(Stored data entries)
......

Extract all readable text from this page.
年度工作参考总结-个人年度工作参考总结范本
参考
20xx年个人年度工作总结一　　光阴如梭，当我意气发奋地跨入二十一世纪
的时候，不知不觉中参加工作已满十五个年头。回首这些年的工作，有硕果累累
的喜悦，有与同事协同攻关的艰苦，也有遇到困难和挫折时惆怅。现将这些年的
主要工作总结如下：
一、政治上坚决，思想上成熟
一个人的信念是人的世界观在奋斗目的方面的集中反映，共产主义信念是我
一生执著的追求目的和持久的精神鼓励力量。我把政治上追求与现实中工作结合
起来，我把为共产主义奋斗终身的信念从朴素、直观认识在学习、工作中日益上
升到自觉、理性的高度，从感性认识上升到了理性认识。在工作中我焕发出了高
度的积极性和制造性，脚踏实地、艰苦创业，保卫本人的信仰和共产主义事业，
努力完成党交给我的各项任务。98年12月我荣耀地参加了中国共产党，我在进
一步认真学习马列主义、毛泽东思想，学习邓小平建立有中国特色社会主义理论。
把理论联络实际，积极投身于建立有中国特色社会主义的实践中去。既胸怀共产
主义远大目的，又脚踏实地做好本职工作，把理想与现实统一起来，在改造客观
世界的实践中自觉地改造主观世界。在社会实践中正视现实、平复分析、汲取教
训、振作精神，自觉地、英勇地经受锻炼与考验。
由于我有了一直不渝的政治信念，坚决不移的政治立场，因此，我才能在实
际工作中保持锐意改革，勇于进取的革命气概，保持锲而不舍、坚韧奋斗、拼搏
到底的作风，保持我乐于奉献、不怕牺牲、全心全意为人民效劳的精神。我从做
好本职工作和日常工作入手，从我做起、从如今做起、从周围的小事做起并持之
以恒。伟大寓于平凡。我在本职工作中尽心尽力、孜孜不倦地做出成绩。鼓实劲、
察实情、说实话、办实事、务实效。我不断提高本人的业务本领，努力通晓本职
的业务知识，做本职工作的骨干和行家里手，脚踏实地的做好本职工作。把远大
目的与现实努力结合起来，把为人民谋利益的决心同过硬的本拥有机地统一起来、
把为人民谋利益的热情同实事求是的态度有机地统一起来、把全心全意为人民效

......

### Exercise requirements
Reproduce all of the data exactly as given.

### Result below
Extract all readable text from this page.
年度工作参考总结-个人年度工作参考总结范本
参考
20xx年个人年度工作总结一　　光阴如梭，当我意气发奋地跨入二十一世纪
的时候，不知不觉中参加工作已满十五个年头。回首这些年的工作，有硕果累累
的喜悦，有与同事协同攻关的艰苦，也有遇到困难和挫折时惆怅。现将这些年的
主要工作总结如下：
一、政治上坚决，思想上成熟
一个人的信念是人的世界观在奋斗目的方面的集中反映，共产主义信念是我
一生执著的追求目的和持久的精神鼓励力量。我把政治上追求与现实中工作结合
起来，我把为共产主义奋斗终身的信念从朴素、直观认识在学习、工作中日益上
升到自觉、理性的高度，从感性认识上升到了理性认识。在工作中我焕发出了高
度的积极性和制造性，脚踏实地、艰苦创业，保卫本人的信仰和共产主义事业，
努力完成党交给我的各项任务。98年12月我荣耀地参加了中国共产党，我在进
一步认真学习马列主义、毛泽东思想，学习邓小平建立有中国特色社会主义理论。
把理论联络实际，积极投身于建立有中国特色社会主义的实践中去。既胸怀共产
主义远大目的，又脚踏实地做好本职工作，把理想与现实统一起来，在改造客观
世界的实践中自觉地改造主观世界。在社会实践中正视现实、平复分析、汲取教
训、振作精神，自觉地、英勇地经受锻炼与考验。
由于我有了一直不渝的政治信念，坚决不移的政治立场，因此，我才能在实
际工作中保持锐意改革，勇于进取的革命气概，保持锲而不舍、坚韧奋斗、拼搏
到底的作风，保持我乐于奉献、不怕牺牲、全心全意为人民效劳的精神。我从做
好本职工作和日常工作入手，从我做起、从如今做起、从周围的小事做起并持之
以恒。伟大寓于平凡。我在本职工作中尽心尽力、孜孜不倦地做出成绩。鼓实劲、
察实情、说实话、办实事、务实效。我不断提高本人的业务本领，努力通晓本职
的业务知识，做本职工作的骨干和行家里手，脚踏实地的做好本职工作。把远大
目的与现实努力结合起来，把为人民谋利益的决心同过硬的本拥有机地统一起来、
把为人民谋利益的热情同实事求是的态度有机地统一起来、把全心全意为人民效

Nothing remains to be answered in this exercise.